_Aim_
Copy all of the material below exactly.

(Stored records)

<<<<

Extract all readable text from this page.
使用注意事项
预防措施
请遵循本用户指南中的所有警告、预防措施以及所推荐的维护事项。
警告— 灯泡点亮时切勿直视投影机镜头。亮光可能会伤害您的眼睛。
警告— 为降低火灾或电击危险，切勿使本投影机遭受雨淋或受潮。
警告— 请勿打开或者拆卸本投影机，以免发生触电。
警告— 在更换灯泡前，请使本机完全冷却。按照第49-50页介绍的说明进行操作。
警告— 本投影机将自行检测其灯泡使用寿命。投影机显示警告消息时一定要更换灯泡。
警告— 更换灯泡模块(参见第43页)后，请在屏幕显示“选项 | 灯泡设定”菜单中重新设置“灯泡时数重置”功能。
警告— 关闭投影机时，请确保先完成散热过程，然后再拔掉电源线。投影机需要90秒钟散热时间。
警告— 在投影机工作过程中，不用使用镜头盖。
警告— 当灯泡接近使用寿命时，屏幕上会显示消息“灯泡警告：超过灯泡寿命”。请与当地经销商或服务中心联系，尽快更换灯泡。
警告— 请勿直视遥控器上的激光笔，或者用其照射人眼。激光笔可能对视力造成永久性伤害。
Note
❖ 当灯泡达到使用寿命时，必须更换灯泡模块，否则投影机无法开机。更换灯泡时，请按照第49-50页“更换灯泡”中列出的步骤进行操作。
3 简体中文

>>>>

_Finished answer_
Extract all readable text from this page.
使用注意事项
预防措施
请遵循本用户指南中的所有警告、预防措施以及所推荐的维护事项。
警告— 灯泡点亮时切勿直视投影机镜头。亮光可能会伤害您的眼睛。
警告— 为降低火灾或电击危险，切勿使本投影机遭受雨淋或受潮。
警告— 请勿打开或者拆卸本投影机，以免发生触电。
警告— 在更换灯泡前，请使本机完全冷却。按照第49-50页介绍的说明进行操作。
警告— 本投影机将自行检测其灯泡使用寿命。投影机显示警告消息时一定要更换灯泡。
警告— 更换灯泡模块(参见第43页)后，请在屏幕显示“选项 | 灯泡设定”菜单中重新设置“灯泡时数重置”功能。
警告— 关闭投影机时，请确保先完成散热过程，然后再拔掉电源线。投影机需要90秒钟散热时间。
警告— 在投影机工作过程中，不用使用镜头盖。
警告— 当灯泡接近使用寿命时，屏幕上会显示消息“灯泡警告：超过灯泡寿命”。请与当地经销商或服务中心联系，尽快更换灯泡。
警告— 请勿直视遥控器上的激光笔，或者用其照射人眼。激光笔可能对视力造成永久性伤害。
Note
❖ 当灯泡达到使用寿命时，必须更换灯泡模块，否则投影机无法开机。更换灯泡时，请按照第49-50页“更换灯泡”中列出的步骤进行操作。
3 简体中文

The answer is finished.